— START OF Dataset entries —
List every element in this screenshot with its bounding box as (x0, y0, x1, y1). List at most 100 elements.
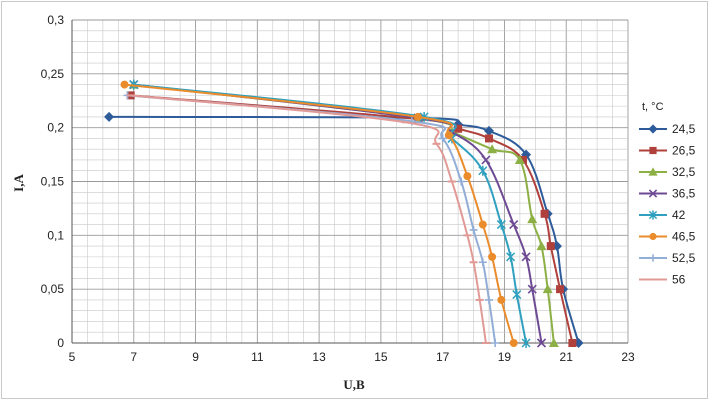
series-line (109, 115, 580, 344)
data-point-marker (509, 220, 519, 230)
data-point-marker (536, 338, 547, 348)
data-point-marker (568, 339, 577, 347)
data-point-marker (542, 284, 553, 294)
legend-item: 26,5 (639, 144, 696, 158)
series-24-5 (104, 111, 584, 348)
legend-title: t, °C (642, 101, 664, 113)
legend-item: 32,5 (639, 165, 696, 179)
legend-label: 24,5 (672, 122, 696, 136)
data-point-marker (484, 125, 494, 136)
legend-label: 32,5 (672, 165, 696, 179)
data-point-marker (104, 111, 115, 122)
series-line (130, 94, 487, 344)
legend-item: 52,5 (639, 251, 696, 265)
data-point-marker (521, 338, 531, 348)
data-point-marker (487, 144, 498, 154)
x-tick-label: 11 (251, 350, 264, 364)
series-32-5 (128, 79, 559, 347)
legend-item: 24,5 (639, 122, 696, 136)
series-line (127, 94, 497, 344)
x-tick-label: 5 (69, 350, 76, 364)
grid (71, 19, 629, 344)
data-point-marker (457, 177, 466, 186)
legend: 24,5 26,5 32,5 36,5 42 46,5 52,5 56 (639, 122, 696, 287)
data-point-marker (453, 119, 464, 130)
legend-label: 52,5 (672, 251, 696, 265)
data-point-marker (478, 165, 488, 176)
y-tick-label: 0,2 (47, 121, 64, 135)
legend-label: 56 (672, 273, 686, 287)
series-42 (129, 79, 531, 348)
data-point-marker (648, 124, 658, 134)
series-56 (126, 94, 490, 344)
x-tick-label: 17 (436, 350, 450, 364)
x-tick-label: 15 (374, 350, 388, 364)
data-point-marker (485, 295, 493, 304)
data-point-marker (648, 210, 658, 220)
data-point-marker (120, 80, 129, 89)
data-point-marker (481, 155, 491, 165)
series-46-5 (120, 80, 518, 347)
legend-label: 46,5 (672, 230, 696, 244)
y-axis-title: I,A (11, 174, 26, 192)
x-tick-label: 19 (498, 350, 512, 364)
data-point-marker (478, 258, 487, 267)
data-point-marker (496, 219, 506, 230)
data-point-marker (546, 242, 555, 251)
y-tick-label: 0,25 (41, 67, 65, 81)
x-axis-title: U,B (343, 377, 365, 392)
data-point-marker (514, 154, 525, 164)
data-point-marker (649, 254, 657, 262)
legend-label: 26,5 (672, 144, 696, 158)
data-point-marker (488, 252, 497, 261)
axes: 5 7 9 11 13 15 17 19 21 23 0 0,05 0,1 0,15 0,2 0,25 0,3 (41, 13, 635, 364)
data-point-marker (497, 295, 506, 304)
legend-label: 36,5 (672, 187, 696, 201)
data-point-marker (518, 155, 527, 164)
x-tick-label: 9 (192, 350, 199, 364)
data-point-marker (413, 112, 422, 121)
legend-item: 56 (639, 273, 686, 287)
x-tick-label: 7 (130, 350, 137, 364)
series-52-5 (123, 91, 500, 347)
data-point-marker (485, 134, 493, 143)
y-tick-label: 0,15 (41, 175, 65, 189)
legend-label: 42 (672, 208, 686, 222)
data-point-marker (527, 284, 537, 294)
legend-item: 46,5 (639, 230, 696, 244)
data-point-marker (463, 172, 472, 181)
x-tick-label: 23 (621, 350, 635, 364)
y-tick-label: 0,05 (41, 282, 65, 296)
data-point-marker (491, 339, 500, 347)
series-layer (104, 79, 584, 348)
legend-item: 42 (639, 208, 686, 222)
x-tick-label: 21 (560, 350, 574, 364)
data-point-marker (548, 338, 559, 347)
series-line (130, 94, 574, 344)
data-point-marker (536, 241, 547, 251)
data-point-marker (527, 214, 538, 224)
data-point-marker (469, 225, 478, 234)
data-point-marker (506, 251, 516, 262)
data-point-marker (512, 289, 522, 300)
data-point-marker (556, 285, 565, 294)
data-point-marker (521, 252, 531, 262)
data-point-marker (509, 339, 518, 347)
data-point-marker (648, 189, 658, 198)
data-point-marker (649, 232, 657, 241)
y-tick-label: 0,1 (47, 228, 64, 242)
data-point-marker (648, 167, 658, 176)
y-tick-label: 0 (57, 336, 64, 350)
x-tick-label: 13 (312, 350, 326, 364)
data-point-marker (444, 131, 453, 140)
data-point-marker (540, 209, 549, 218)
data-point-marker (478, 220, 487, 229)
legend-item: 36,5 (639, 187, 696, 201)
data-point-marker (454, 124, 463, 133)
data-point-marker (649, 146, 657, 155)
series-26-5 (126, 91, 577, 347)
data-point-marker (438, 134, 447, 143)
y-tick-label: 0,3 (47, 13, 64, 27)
— END OF Dataset entries —
— START OF Dataset entries —
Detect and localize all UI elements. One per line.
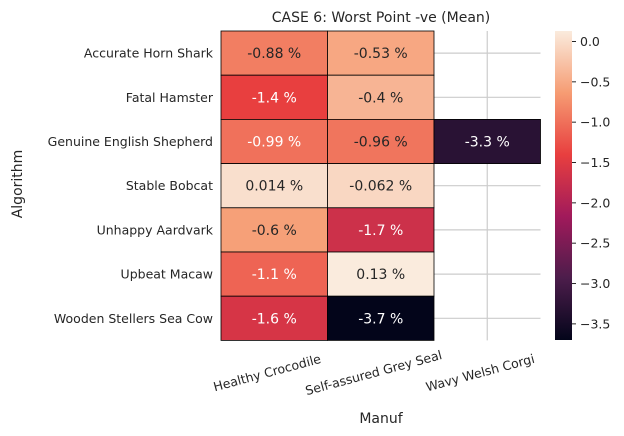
— END OF Dataset entries —
— START OF Dataset entries —
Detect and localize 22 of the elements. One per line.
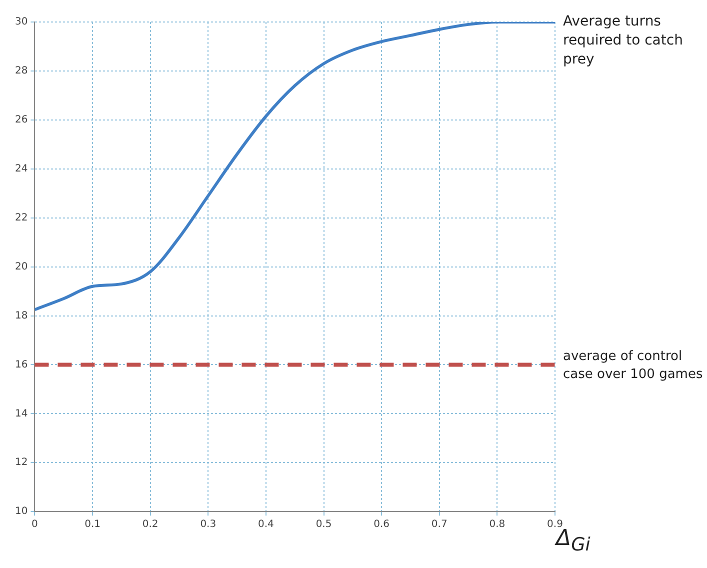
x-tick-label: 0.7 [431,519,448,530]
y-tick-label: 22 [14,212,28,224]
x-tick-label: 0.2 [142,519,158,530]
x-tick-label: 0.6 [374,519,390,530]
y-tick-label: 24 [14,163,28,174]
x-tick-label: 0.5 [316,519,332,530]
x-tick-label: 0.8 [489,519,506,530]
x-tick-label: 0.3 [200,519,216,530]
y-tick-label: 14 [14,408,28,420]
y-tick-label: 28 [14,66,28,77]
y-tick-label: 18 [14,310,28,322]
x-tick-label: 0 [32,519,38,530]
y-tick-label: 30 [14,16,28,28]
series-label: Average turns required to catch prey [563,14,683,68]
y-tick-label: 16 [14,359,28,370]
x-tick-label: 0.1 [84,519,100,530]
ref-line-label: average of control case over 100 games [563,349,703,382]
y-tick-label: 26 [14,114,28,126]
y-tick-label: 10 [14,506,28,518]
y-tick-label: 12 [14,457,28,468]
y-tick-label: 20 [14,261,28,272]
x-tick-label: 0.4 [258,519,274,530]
— END OF Dataset entries —
__Exercise task__. Reproduce the lines starting with the line containing "Detect and localize 22" and going on through the line containing "x-tick-label: 0.4 [258,519,274,530]", both included, leaving the pictures out of your answer.

__Result below__.
Detect and localize 22 of the elements. One per line.
x-tick-label: 0.7 [431,519,448,530]
y-tick-label: 22 [14,212,28,224]
x-tick-label: 0.2 [142,519,158,530]
x-tick-label: 0.6 [374,519,390,530]
y-tick-label: 24 [14,163,28,174]
x-tick-label: 0.5 [316,519,332,530]
x-tick-label: 0.8 [489,519,506,530]
x-tick-label: 0.3 [200,519,216,530]
y-tick-label: 14 [14,408,28,420]
y-tick-label: 28 [14,66,28,77]
y-tick-label: 18 [14,310,28,322]
x-tick-label: 0 [32,519,38,530]
y-tick-label: 30 [14,16,28,28]
series-label: Average turns required to catch prey [563,14,683,68]
y-tick-label: 16 [14,359,28,370]
x-tick-label: 0.1 [84,519,100,530]
ref-line-label: average of control case over 100 games [563,349,703,382]
y-tick-label: 26 [14,114,28,126]
y-tick-label: 10 [14,506,28,518]
y-tick-label: 12 [14,457,28,468]
y-tick-label: 20 [14,261,28,272]
x-tick-label: 0.4 [258,519,274,530]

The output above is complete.